Stored data:
[Start]

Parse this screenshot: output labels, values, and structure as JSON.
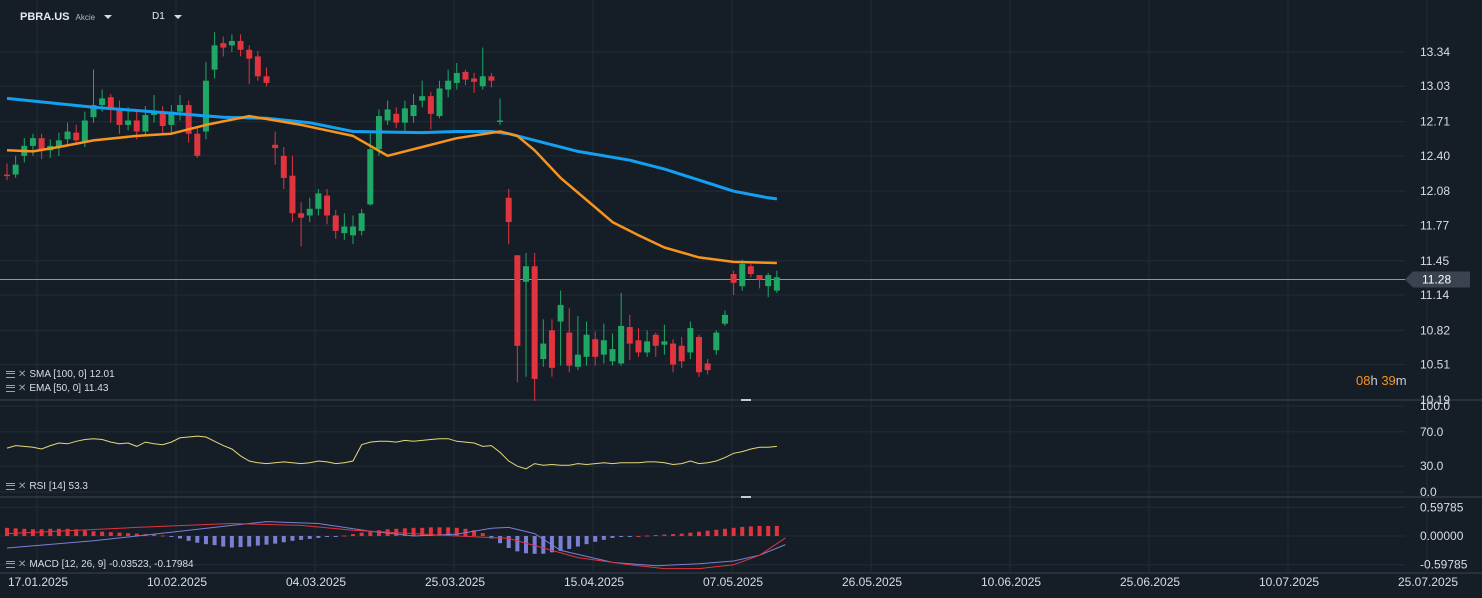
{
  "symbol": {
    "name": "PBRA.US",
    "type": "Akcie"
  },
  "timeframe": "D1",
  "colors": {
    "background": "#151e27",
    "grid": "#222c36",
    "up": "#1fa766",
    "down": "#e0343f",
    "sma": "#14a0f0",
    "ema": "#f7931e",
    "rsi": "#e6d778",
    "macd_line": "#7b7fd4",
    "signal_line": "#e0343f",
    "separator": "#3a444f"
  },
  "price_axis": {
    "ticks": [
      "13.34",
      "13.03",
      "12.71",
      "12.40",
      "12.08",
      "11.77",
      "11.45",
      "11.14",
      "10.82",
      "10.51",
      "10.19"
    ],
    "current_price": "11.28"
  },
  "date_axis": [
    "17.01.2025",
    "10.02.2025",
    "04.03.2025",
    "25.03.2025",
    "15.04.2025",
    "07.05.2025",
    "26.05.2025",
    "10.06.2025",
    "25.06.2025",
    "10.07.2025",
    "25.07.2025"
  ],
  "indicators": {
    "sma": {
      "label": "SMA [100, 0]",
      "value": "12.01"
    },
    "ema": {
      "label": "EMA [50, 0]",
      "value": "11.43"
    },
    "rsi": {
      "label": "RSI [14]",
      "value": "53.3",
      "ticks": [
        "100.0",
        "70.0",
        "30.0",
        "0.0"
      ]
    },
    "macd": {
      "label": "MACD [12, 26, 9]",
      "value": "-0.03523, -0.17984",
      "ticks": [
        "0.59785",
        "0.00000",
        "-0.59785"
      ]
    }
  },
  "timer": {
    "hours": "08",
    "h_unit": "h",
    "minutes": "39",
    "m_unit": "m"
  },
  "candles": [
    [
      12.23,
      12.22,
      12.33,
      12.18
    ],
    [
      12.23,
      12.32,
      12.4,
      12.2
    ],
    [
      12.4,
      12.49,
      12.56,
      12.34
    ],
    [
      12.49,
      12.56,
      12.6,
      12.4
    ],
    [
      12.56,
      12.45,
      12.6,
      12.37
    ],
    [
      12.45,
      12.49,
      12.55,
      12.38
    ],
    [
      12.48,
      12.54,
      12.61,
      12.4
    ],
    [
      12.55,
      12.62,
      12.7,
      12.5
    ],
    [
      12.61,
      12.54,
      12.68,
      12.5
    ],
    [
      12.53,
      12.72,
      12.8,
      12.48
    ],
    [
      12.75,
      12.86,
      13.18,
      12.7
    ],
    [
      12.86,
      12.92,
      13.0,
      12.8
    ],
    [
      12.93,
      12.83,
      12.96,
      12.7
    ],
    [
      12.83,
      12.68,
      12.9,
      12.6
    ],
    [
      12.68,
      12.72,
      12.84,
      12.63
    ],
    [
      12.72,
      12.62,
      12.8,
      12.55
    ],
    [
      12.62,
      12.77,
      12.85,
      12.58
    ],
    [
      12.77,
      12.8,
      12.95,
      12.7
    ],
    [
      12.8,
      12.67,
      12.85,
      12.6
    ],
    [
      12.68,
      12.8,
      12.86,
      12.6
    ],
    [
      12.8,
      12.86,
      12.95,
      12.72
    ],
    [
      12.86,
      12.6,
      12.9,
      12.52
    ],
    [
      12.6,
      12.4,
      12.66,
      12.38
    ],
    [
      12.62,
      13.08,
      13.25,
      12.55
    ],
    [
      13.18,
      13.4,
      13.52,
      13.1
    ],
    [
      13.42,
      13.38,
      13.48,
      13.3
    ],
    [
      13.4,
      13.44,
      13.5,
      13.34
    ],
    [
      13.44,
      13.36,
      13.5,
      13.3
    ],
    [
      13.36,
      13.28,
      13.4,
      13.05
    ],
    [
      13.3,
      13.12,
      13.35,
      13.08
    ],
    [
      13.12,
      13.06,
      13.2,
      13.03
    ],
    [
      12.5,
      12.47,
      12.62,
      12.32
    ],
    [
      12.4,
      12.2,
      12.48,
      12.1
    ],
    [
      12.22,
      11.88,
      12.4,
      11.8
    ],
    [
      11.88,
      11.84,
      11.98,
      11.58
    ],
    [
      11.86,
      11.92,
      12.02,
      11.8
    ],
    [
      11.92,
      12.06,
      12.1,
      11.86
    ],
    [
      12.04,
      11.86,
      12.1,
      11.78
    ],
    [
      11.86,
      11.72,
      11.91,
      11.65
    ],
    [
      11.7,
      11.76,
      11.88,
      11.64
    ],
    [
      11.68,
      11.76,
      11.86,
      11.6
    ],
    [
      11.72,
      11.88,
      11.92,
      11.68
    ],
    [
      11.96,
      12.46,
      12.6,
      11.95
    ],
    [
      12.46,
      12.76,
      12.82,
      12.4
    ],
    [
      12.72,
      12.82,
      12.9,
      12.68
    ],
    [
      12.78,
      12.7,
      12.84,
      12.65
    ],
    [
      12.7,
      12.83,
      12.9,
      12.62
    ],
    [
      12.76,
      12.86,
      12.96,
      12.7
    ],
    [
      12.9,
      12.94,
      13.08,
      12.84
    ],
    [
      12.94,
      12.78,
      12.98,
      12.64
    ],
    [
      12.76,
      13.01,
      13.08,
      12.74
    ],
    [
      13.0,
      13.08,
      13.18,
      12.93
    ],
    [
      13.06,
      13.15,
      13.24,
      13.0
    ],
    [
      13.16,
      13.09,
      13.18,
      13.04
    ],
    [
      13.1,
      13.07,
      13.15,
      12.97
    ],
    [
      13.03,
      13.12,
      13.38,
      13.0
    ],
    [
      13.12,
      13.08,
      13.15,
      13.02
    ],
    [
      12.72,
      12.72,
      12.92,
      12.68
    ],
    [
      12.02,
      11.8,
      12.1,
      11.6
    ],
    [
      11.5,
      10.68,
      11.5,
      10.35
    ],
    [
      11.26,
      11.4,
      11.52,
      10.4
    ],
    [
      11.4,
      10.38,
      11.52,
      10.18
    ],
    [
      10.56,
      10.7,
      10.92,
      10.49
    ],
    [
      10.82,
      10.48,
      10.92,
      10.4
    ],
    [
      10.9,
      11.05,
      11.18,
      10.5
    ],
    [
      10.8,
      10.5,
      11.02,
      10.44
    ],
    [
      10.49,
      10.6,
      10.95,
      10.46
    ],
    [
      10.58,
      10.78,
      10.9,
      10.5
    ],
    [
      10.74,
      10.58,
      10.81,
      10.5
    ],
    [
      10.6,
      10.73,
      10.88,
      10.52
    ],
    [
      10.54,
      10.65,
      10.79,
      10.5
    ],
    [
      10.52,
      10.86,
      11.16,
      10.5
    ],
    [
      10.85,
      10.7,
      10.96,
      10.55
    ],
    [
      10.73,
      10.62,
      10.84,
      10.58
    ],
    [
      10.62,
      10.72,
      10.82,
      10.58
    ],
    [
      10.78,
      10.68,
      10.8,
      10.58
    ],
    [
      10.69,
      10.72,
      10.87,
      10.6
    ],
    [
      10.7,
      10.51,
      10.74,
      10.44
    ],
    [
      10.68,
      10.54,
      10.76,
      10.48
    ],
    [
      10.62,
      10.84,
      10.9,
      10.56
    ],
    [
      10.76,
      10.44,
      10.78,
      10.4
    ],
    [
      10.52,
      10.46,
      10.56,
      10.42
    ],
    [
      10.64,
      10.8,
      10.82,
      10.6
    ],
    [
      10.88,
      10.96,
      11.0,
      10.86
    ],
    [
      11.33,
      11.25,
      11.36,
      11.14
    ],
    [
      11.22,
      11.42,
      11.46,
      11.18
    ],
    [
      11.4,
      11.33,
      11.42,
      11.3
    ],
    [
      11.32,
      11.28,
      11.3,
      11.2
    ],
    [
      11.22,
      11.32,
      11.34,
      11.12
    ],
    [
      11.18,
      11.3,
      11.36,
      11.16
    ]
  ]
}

[End]

Copy every record above exactly as written, but leave out the pictures.

RESULT OF THIS EXERCISE ::
Parse this screenshot: output labels, values, and structure as JSON.
{
  "symbol": {
    "name": "PBRA.US",
    "type": "Akcie"
  },
  "timeframe": "D1",
  "colors": {
    "background": "#151e27",
    "grid": "#222c36",
    "up": "#1fa766",
    "down": "#e0343f",
    "sma": "#14a0f0",
    "ema": "#f7931e",
    "rsi": "#e6d778",
    "macd_line": "#7b7fd4",
    "signal_line": "#e0343f",
    "separator": "#3a444f"
  },
  "price_axis": {
    "ticks": [
      "13.34",
      "13.03",
      "12.71",
      "12.40",
      "12.08",
      "11.77",
      "11.45",
      "11.14",
      "10.82",
      "10.51",
      "10.19"
    ],
    "current_price": "11.28"
  },
  "date_axis": [
    "17.01.2025",
    "10.02.2025",
    "04.03.2025",
    "25.03.2025",
    "15.04.2025",
    "07.05.2025",
    "26.05.2025",
    "10.06.2025",
    "25.06.2025",
    "10.07.2025",
    "25.07.2025"
  ],
  "indicators": {
    "sma": {
      "label": "SMA [100, 0]",
      "value": "12.01"
    },
    "ema": {
      "label": "EMA [50, 0]",
      "value": "11.43"
    },
    "rsi": {
      "label": "RSI [14]",
      "value": "53.3",
      "ticks": [
        "100.0",
        "70.0",
        "30.0",
        "0.0"
      ]
    },
    "macd": {
      "label": "MACD [12, 26, 9]",
      "value": "-0.03523, -0.17984",
      "ticks": [
        "0.59785",
        "0.00000",
        "-0.59785"
      ]
    }
  },
  "timer": {
    "hours": "08",
    "h_unit": "h",
    "minutes": "39",
    "m_unit": "m"
  },
  "candles": [
    [
      12.23,
      12.22,
      12.33,
      12.18
    ],
    [
      12.23,
      12.32,
      12.4,
      12.2
    ],
    [
      12.4,
      12.49,
      12.56,
      12.34
    ],
    [
      12.49,
      12.56,
      12.6,
      12.4
    ],
    [
      12.56,
      12.45,
      12.6,
      12.37
    ],
    [
      12.45,
      12.49,
      12.55,
      12.38
    ],
    [
      12.48,
      12.54,
      12.61,
      12.4
    ],
    [
      12.55,
      12.62,
      12.7,
      12.5
    ],
    [
      12.61,
      12.54,
      12.68,
      12.5
    ],
    [
      12.53,
      12.72,
      12.8,
      12.48
    ],
    [
      12.75,
      12.86,
      13.18,
      12.7
    ],
    [
      12.86,
      12.92,
      13.0,
      12.8
    ],
    [
      12.93,
      12.83,
      12.96,
      12.7
    ],
    [
      12.83,
      12.68,
      12.9,
      12.6
    ],
    [
      12.68,
      12.72,
      12.84,
      12.63
    ],
    [
      12.72,
      12.62,
      12.8,
      12.55
    ],
    [
      12.62,
      12.77,
      12.85,
      12.58
    ],
    [
      12.77,
      12.8,
      12.95,
      12.7
    ],
    [
      12.8,
      12.67,
      12.85,
      12.6
    ],
    [
      12.68,
      12.8,
      12.86,
      12.6
    ],
    [
      12.8,
      12.86,
      12.95,
      12.72
    ],
    [
      12.86,
      12.6,
      12.9,
      12.52
    ],
    [
      12.6,
      12.4,
      12.66,
      12.38
    ],
    [
      12.62,
      13.08,
      13.25,
      12.55
    ],
    [
      13.18,
      13.4,
      13.52,
      13.1
    ],
    [
      13.42,
      13.38,
      13.48,
      13.3
    ],
    [
      13.4,
      13.44,
      13.5,
      13.34
    ],
    [
      13.44,
      13.36,
      13.5,
      13.3
    ],
    [
      13.36,
      13.28,
      13.4,
      13.05
    ],
    [
      13.3,
      13.12,
      13.35,
      13.08
    ],
    [
      13.12,
      13.06,
      13.2,
      13.03
    ],
    [
      12.5,
      12.47,
      12.62,
      12.32
    ],
    [
      12.4,
      12.2,
      12.48,
      12.1
    ],
    [
      12.22,
      11.88,
      12.4,
      11.8
    ],
    [
      11.88,
      11.84,
      11.98,
      11.58
    ],
    [
      11.86,
      11.92,
      12.02,
      11.8
    ],
    [
      11.92,
      12.06,
      12.1,
      11.86
    ],
    [
      12.04,
      11.86,
      12.1,
      11.78
    ],
    [
      11.86,
      11.72,
      11.91,
      11.65
    ],
    [
      11.7,
      11.76,
      11.88,
      11.64
    ],
    [
      11.68,
      11.76,
      11.86,
      11.6
    ],
    [
      11.72,
      11.88,
      11.92,
      11.68
    ],
    [
      11.96,
      12.46,
      12.6,
      11.95
    ],
    [
      12.46,
      12.76,
      12.82,
      12.4
    ],
    [
      12.72,
      12.82,
      12.9,
      12.68
    ],
    [
      12.78,
      12.7,
      12.84,
      12.65
    ],
    [
      12.7,
      12.83,
      12.9,
      12.62
    ],
    [
      12.76,
      12.86,
      12.96,
      12.7
    ],
    [
      12.9,
      12.94,
      13.08,
      12.84
    ],
    [
      12.94,
      12.78,
      12.98,
      12.64
    ],
    [
      12.76,
      13.01,
      13.08,
      12.74
    ],
    [
      13.0,
      13.08,
      13.18,
      12.93
    ],
    [
      13.06,
      13.15,
      13.24,
      13.0
    ],
    [
      13.16,
      13.09,
      13.18,
      13.04
    ],
    [
      13.1,
      13.07,
      13.15,
      12.97
    ],
    [
      13.03,
      13.12,
      13.38,
      13.0
    ],
    [
      13.12,
      13.08,
      13.15,
      13.02
    ],
    [
      12.72,
      12.72,
      12.92,
      12.68
    ],
    [
      12.02,
      11.8,
      12.1,
      11.6
    ],
    [
      11.5,
      10.68,
      11.5,
      10.35
    ],
    [
      11.26,
      11.4,
      11.52,
      10.4
    ],
    [
      11.4,
      10.38,
      11.52,
      10.18
    ],
    [
      10.56,
      10.7,
      10.92,
      10.49
    ],
    [
      10.82,
      10.48,
      10.92,
      10.4
    ],
    [
      10.9,
      11.05,
      11.18,
      10.5
    ],
    [
      10.8,
      10.5,
      11.02,
      10.44
    ],
    [
      10.49,
      10.6,
      10.95,
      10.46
    ],
    [
      10.58,
      10.78,
      10.9,
      10.5
    ],
    [
      10.74,
      10.58,
      10.81,
      10.5
    ],
    [
      10.6,
      10.73,
      10.88,
      10.52
    ],
    [
      10.54,
      10.65,
      10.79,
      10.5
    ],
    [
      10.52,
      10.86,
      11.16,
      10.5
    ],
    [
      10.85,
      10.7,
      10.96,
      10.55
    ],
    [
      10.73,
      10.62,
      10.84,
      10.58
    ],
    [
      10.62,
      10.72,
      10.82,
      10.58
    ],
    [
      10.78,
      10.68,
      10.8,
      10.58
    ],
    [
      10.69,
      10.72,
      10.87,
      10.6
    ],
    [
      10.7,
      10.51,
      10.74,
      10.44
    ],
    [
      10.68,
      10.54,
      10.76,
      10.48
    ],
    [
      10.62,
      10.84,
      10.9,
      10.56
    ],
    [
      10.76,
      10.44,
      10.78,
      10.4
    ],
    [
      10.52,
      10.46,
      10.56,
      10.42
    ],
    [
      10.64,
      10.8,
      10.82,
      10.6
    ],
    [
      10.88,
      10.96,
      11.0,
      10.86
    ],
    [
      11.33,
      11.25,
      11.36,
      11.14
    ],
    [
      11.22,
      11.42,
      11.46,
      11.18
    ],
    [
      11.4,
      11.33,
      11.42,
      11.3
    ],
    [
      11.32,
      11.28,
      11.3,
      11.2
    ],
    [
      11.22,
      11.32,
      11.34,
      11.12
    ],
    [
      11.18,
      11.3,
      11.36,
      11.16
    ]
  ]
}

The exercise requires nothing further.